═════ TASK INPUTS ═════

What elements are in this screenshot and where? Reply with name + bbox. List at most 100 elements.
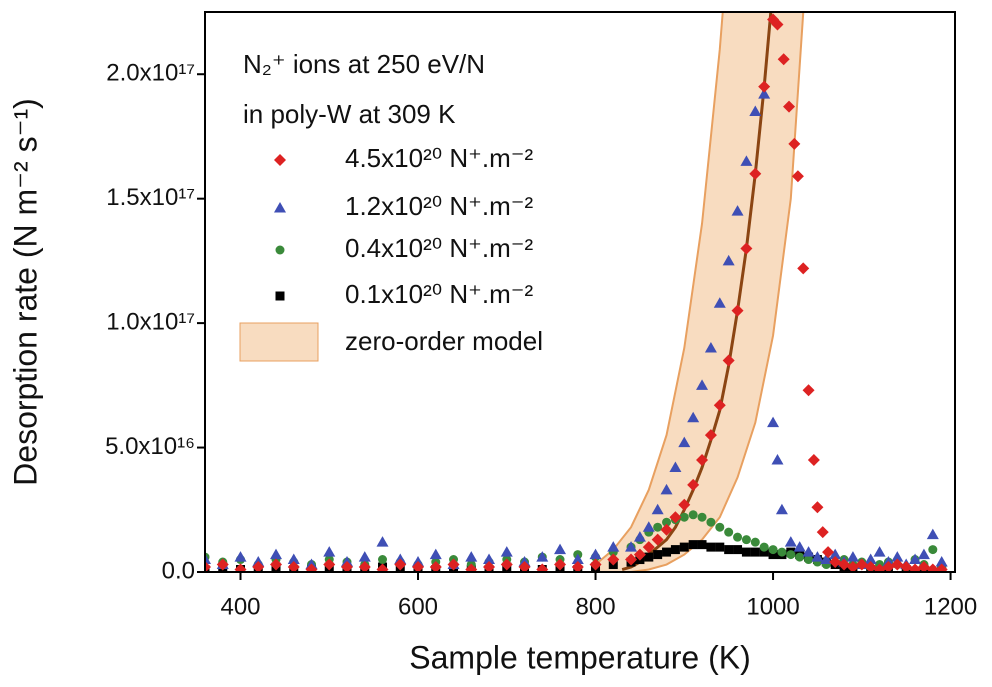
point — [536, 563, 549, 572]
point — [696, 454, 709, 466]
point — [768, 550, 778, 560]
point — [829, 548, 842, 560]
point — [660, 483, 673, 495]
point — [669, 461, 682, 472]
point — [807, 454, 820, 466]
point — [625, 541, 638, 552]
point — [633, 531, 646, 542]
point — [633, 548, 646, 561]
point — [697, 540, 707, 550]
y-tick-label: 1.0x10¹⁷ — [106, 308, 195, 335]
point — [771, 454, 784, 465]
model-band — [595, 12, 804, 572]
point — [740, 242, 753, 255]
point — [696, 379, 709, 390]
x-tick-label: 600 — [398, 593, 438, 620]
model-edge — [595, 12, 805, 572]
point — [287, 561, 300, 572]
point — [500, 546, 513, 557]
point — [864, 553, 877, 565]
point — [651, 533, 664, 546]
point — [759, 542, 769, 552]
point — [804, 555, 814, 565]
point — [838, 558, 851, 571]
point — [768, 545, 778, 555]
point — [816, 526, 829, 539]
point — [625, 553, 638, 566]
point — [935, 556, 948, 567]
model-edge — [594, 12, 724, 566]
point — [758, 88, 771, 99]
point — [724, 545, 734, 555]
legend-label: 0.4x10²⁰ N⁺.m⁻² — [345, 233, 533, 263]
x-tick-label: 400 — [220, 593, 260, 620]
point — [926, 563, 939, 572]
point — [786, 550, 796, 560]
point — [704, 429, 717, 442]
legend-item: 0.4x10²⁰ N⁺.m⁻² — [275, 233, 533, 263]
point — [917, 561, 930, 572]
point — [653, 522, 663, 532]
point — [777, 547, 787, 557]
point — [820, 553, 833, 565]
point — [651, 503, 664, 515]
point — [483, 553, 496, 565]
point — [697, 512, 707, 522]
point — [873, 546, 886, 557]
point — [926, 528, 939, 540]
annotation: N₂⁺ ions at 250 eV/N — [243, 49, 485, 79]
point — [687, 411, 700, 423]
legend-swatch — [239, 322, 319, 362]
point — [376, 563, 389, 572]
point — [394, 558, 407, 571]
legend-item: 4.5x10²⁰ N⁺.m⁻² — [274, 143, 533, 173]
point — [741, 547, 751, 557]
point — [733, 532, 743, 542]
point — [678, 436, 691, 448]
point — [660, 523, 673, 536]
point — [715, 522, 725, 532]
point — [917, 548, 930, 560]
legend-item: 0.1x10²⁰ N⁺.m⁻² — [275, 279, 533, 309]
y-axis-title: Desorption rate (N m⁻² s⁻¹) — [7, 98, 43, 486]
point — [846, 561, 859, 572]
point — [447, 558, 460, 571]
point — [749, 105, 762, 117]
x-axis-title: Sample temperature (K) — [409, 639, 750, 675]
point — [642, 521, 655, 532]
point — [777, 53, 790, 66]
point — [323, 546, 336, 557]
y-tick-label: 2.0x10¹⁷ — [106, 60, 195, 87]
point — [771, 18, 784, 31]
point — [679, 542, 689, 552]
point — [216, 558, 229, 571]
point — [733, 545, 743, 555]
point — [775, 503, 788, 515]
point — [642, 541, 655, 554]
point — [234, 563, 247, 572]
point — [741, 535, 751, 545]
point — [713, 297, 726, 308]
point — [822, 546, 835, 559]
point — [846, 551, 859, 562]
point — [234, 551, 247, 562]
point — [205, 561, 211, 572]
point — [740, 155, 753, 166]
point — [759, 547, 769, 557]
y-tick-label: 0.0 — [162, 557, 195, 584]
point — [802, 384, 815, 397]
x-tick-label: 1200 — [924, 593, 977, 620]
point — [607, 553, 620, 566]
point — [358, 551, 371, 562]
point — [909, 553, 922, 565]
point — [378, 555, 388, 565]
x-tick-label: 1000 — [746, 593, 799, 620]
legend-marker — [275, 291, 285, 301]
point — [706, 542, 716, 552]
point — [793, 541, 806, 552]
point — [670, 545, 680, 555]
point — [767, 416, 780, 428]
point — [704, 342, 717, 353]
point — [713, 399, 726, 412]
point — [758, 80, 771, 93]
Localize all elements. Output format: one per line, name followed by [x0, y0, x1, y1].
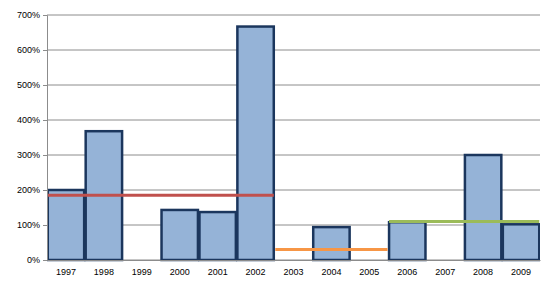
grid-line — [47, 15, 540, 16]
tick-mark — [43, 190, 47, 191]
x-tick: 2007 — [435, 260, 455, 277]
x-tick: 2009 — [511, 260, 531, 277]
y-axis: 0% 100% 200% 300% 400% 500% 600% 700% — [17, 10, 48, 265]
axis-line — [43, 16, 48, 261]
y-tick: 0% — [27, 255, 47, 265]
tick-label: 2001 — [208, 267, 228, 277]
tick-label: 1997 — [56, 267, 76, 277]
grid-line — [47, 50, 540, 51]
chart: 0%100%200%300%400%500%600%700%1997199819… — [0, 0, 550, 301]
bar — [465, 155, 501, 260]
tick-mark — [43, 120, 47, 121]
x-tick: 2002 — [246, 260, 266, 277]
x-tick: 2000 — [170, 260, 190, 277]
y-tick: 600% — [17, 45, 47, 55]
x-tick: 2001 — [208, 260, 228, 277]
average-line — [389, 220, 539, 223]
y-tick: 700% — [17, 10, 47, 20]
bar — [199, 212, 235, 260]
tick-label: 2008 — [473, 267, 493, 277]
plot-area: 0%100%200%300%400%500%600%700%1997199819… — [17, 10, 541, 277]
tick-label: 2004 — [321, 267, 341, 277]
tick-label: 600% — [17, 45, 40, 55]
tick-mark — [43, 260, 47, 261]
bar — [48, 190, 84, 260]
x-axis: 1997 1998 1999 2000 2001 2002 2003 2004 2005 2006… — [48, 260, 541, 277]
tick-label: 700% — [17, 10, 40, 20]
average-line — [48, 194, 274, 197]
tick-label: 0% — [27, 255, 40, 265]
x-tick: 2003 — [283, 260, 303, 277]
grid-line — [47, 120, 540, 121]
marks — [48, 27, 539, 260]
grid — [47, 15, 540, 260]
y-tick: 200% — [17, 185, 47, 195]
x-tick: 2008 — [473, 260, 493, 277]
y-tick: 300% — [17, 150, 47, 160]
bar — [162, 210, 198, 260]
x-tick: 2004 — [321, 260, 341, 277]
y-tick: 100% — [17, 220, 47, 230]
tick-label: 2007 — [435, 267, 455, 277]
x-tick: 1997 — [56, 260, 76, 277]
tick-mark — [43, 85, 47, 86]
average-line — [275, 248, 387, 251]
tick-label: 2000 — [170, 267, 190, 277]
tick-mark — [43, 50, 47, 51]
grid-line — [47, 85, 540, 86]
tick-label: 2005 — [359, 267, 379, 277]
tick-label: 2002 — [246, 267, 266, 277]
tick-label: 1999 — [132, 267, 152, 277]
tick-label: 2009 — [511, 267, 531, 277]
tick-label: 400% — [17, 115, 40, 125]
tick-mark — [43, 225, 47, 226]
axis-line — [48, 260, 541, 261]
tick-label: 500% — [17, 80, 40, 90]
tick-mark — [43, 15, 47, 16]
tick-label: 2006 — [397, 267, 417, 277]
bar — [389, 222, 425, 260]
x-tick: 2006 — [397, 260, 417, 277]
tick-label: 300% — [17, 150, 40, 160]
x-tick: 2005 — [359, 260, 379, 277]
tick-label: 100% — [17, 220, 40, 230]
y-tick: 500% — [17, 80, 47, 90]
x-tick: 1999 — [132, 260, 152, 277]
x-tick: 1998 — [94, 260, 114, 277]
tick-label: 1998 — [94, 267, 114, 277]
tick-mark — [43, 155, 47, 156]
tick-label: 2003 — [283, 267, 303, 277]
bar — [313, 227, 349, 260]
tick-label: 200% — [17, 185, 40, 195]
bar — [237, 27, 273, 260]
y-tick: 400% — [17, 115, 47, 125]
bar — [503, 224, 539, 260]
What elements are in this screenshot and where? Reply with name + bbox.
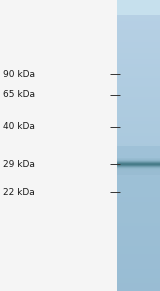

═════

▶ [OBJECTIVE]
Rewrite the data above with every "screenshot" changed to "image" and everything else left unchanged, omitting the pictures from your answer.

▶ [CORRECT RESULT]
What elements are in this image and where? Reply with name + bbox. List at most 100 elements.
point — [536, 563, 549, 572]
point — [696, 454, 709, 466]
point — [768, 550, 778, 560]
point — [829, 548, 842, 560]
point — [660, 483, 673, 495]
point — [669, 461, 682, 472]
point — [807, 454, 820, 466]
point — [625, 541, 638, 552]
point — [633, 531, 646, 542]
point — [633, 548, 646, 561]
point — [697, 540, 707, 550]
y-tick-label: 1.0x10¹⁷ — [106, 308, 195, 335]
point — [771, 454, 784, 465]
model-band — [595, 12, 804, 572]
point — [740, 242, 753, 255]
point — [696, 379, 709, 390]
x-tick-label: 600 — [398, 593, 438, 620]
model-edge — [595, 12, 805, 572]
point — [287, 561, 300, 572]
point — [500, 546, 513, 557]
point — [864, 553, 877, 565]
point — [651, 533, 664, 546]
point — [759, 542, 769, 552]
point — [804, 555, 814, 565]
point — [838, 558, 851, 571]
point — [768, 545, 778, 555]
point — [816, 526, 829, 539]
point — [625, 553, 638, 566]
point — [935, 556, 948, 567]
model-edge — [594, 12, 724, 566]
point — [758, 88, 771, 99]
point — [724, 545, 734, 555]
legend-label: 0.4x10²⁰ N⁺.m⁻² — [345, 233, 533, 263]
x-tick-label: 400 — [220, 593, 260, 620]
point — [926, 563, 939, 572]
point — [786, 550, 796, 560]
point — [704, 429, 717, 442]
legend-item: 0.4x10²⁰ N⁺.m⁻² — [275, 233, 533, 263]
point — [917, 561, 930, 572]
point — [653, 522, 663, 532]
point — [777, 547, 787, 557]
point — [820, 553, 833, 565]
point — [651, 503, 664, 515]
point — [483, 553, 496, 565]
point — [697, 512, 707, 522]
point — [873, 546, 886, 557]
point — [926, 528, 939, 540]
annotation: N₂⁺ ions at 250 eV/N — [243, 49, 485, 79]
point — [687, 411, 700, 423]
legend-swatch — [239, 322, 319, 362]
point — [376, 563, 389, 572]
point — [394, 558, 407, 571]
legend-item: 4.5x10²⁰ N⁺.m⁻² — [274, 143, 533, 173]
point — [741, 547, 751, 557]
point — [733, 532, 743, 542]
point — [678, 436, 691, 448]
point — [660, 523, 673, 536]
point — [715, 522, 725, 532]
point — [917, 548, 930, 560]
legend-item: 0.1x10²⁰ N⁺.m⁻² — [275, 279, 533, 309]
y-axis-title: Desorption rate (N m⁻² s⁻¹) — [7, 98, 43, 486]
point — [846, 561, 859, 572]
point — [447, 558, 460, 571]
point — [749, 105, 762, 117]
x-axis-title: Sample temperature (K) — [409, 639, 750, 675]
point — [642, 521, 655, 532]
point — [777, 53, 790, 66]
point — [323, 546, 336, 557]
y-tick-label: 2.0x10¹⁷ — [106, 60, 195, 87]
point — [771, 18, 784, 31]
point — [679, 542, 689, 552]
point — [216, 558, 229, 571]
point — [733, 545, 743, 555]
point — [775, 503, 788, 515]
point — [642, 541, 655, 554]
point — [234, 563, 247, 572]
point — [741, 535, 751, 545]
point — [713, 297, 726, 308]
point — [822, 546, 835, 559]
point — [846, 551, 859, 562]
point — [234, 551, 247, 562]
point — [205, 561, 211, 572]
point — [740, 155, 753, 166]
point — [759, 547, 769, 557]
y-tick-label: 0.0 — [162, 557, 195, 584]
point — [802, 384, 815, 397]
x-tick-label: 1200 — [924, 593, 977, 620]
point — [607, 553, 620, 566]
point — [358, 551, 371, 562]
point — [909, 553, 922, 565]
point — [378, 555, 388, 565]
x-tick-label: 1000 — [746, 593, 799, 620]
legend-marker — [275, 291, 285, 301]
point — [706, 542, 716, 552]
point — [793, 541, 806, 552]
point — [670, 545, 680, 555]
point — [767, 416, 780, 428]
point — [704, 342, 717, 353]
point — [713, 399, 726, 412]
point — [758, 80, 771, 93]
Localize all elements. Output format: one per line, name followed by [x0, y0, x1, y1].
grid-line — [47, 15, 540, 16]
tick-mark — [43, 190, 47, 191]
x-tick: 2007 — [435, 260, 455, 277]
x-tick: 2009 — [511, 260, 531, 277]
y-axis: 0% 100% 200% 300% 400% 500% 600% 700% — [17, 10, 48, 265]
axis-line — [43, 16, 48, 261]
y-tick: 0% — [27, 255, 47, 265]
tick-label: 2001 — [208, 267, 228, 277]
tick-label: 1997 — [56, 267, 76, 277]
grid-line — [47, 50, 540, 51]
chart: 0%100%200%300%400%500%600%700%1997199819… — [0, 0, 550, 301]
bar — [465, 155, 501, 260]
tick-mark — [43, 120, 47, 121]
x-tick: 2002 — [246, 260, 266, 277]
x-tick: 2000 — [170, 260, 190, 277]
y-tick: 600% — [17, 45, 47, 55]
x-tick: 2001 — [208, 260, 228, 277]
average-line — [389, 220, 539, 223]
y-tick: 700% — [17, 10, 47, 20]
bar — [199, 212, 235, 260]
tick-label: 2008 — [473, 267, 493, 277]
plot-area: 0%100%200%300%400%500%600%700%1997199819… — [17, 10, 541, 277]
tick-label: 2004 — [321, 267, 341, 277]
tick-label: 600% — [17, 45, 40, 55]
tick-mark — [43, 260, 47, 261]
bar — [48, 190, 84, 260]
x-axis: 1997 1998 1999 2000 2001 2002 2003 2004 2005 2006… — [48, 260, 541, 277]
tick-label: 700% — [17, 10, 40, 20]
average-line — [48, 194, 274, 197]
tick-label: 0% — [27, 255, 40, 265]
x-tick: 2003 — [283, 260, 303, 277]
grid-line — [47, 120, 540, 121]
marks — [48, 27, 539, 260]
grid — [47, 15, 540, 260]
y-tick: 200% — [17, 185, 47, 195]
x-tick: 2008 — [473, 260, 493, 277]
y-tick: 300% — [17, 150, 47, 160]
bar — [162, 210, 198, 260]
x-tick: 2004 — [321, 260, 341, 277]
y-tick: 100% — [17, 220, 47, 230]
tick-label: 2007 — [435, 267, 455, 277]
x-tick: 1997 — [56, 260, 76, 277]
tick-mark — [43, 85, 47, 86]
average-line — [275, 248, 387, 251]
tick-label: 2000 — [170, 267, 190, 277]
tick-mark — [43, 50, 47, 51]
grid-line — [47, 85, 540, 86]
tick-label: 2005 — [359, 267, 379, 277]
tick-label: 2002 — [246, 267, 266, 277]
tick-label: 1999 — [132, 267, 152, 277]
tick-label: 2009 — [511, 267, 531, 277]
tick-label: 400% — [17, 115, 40, 125]
tick-mark — [43, 225, 47, 226]
axis-line — [48, 260, 541, 261]
tick-label: 500% — [17, 80, 40, 90]
tick-mark — [43, 15, 47, 16]
tick-label: 2006 — [397, 267, 417, 277]
bar — [389, 222, 425, 260]
x-tick: 2006 — [397, 260, 417, 277]
tick-label: 300% — [17, 150, 40, 160]
x-tick: 2005 — [359, 260, 379, 277]
tick-label: 100% — [17, 220, 40, 230]
y-tick: 500% — [17, 80, 47, 90]
x-tick: 1999 — [132, 260, 152, 277]
x-tick: 1998 — [94, 260, 114, 277]
tick-label: 1998 — [94, 267, 114, 277]
tick-mark — [43, 155, 47, 156]
tick-label: 2003 — [283, 267, 303, 277]
bar — [313, 227, 349, 260]
tick-label: 200% — [17, 185, 40, 195]
bar — [237, 27, 273, 260]
y-tick: 400% — [17, 115, 47, 125]
bar — [503, 224, 539, 260]
What elements are in this image and where? Reply with name + bbox.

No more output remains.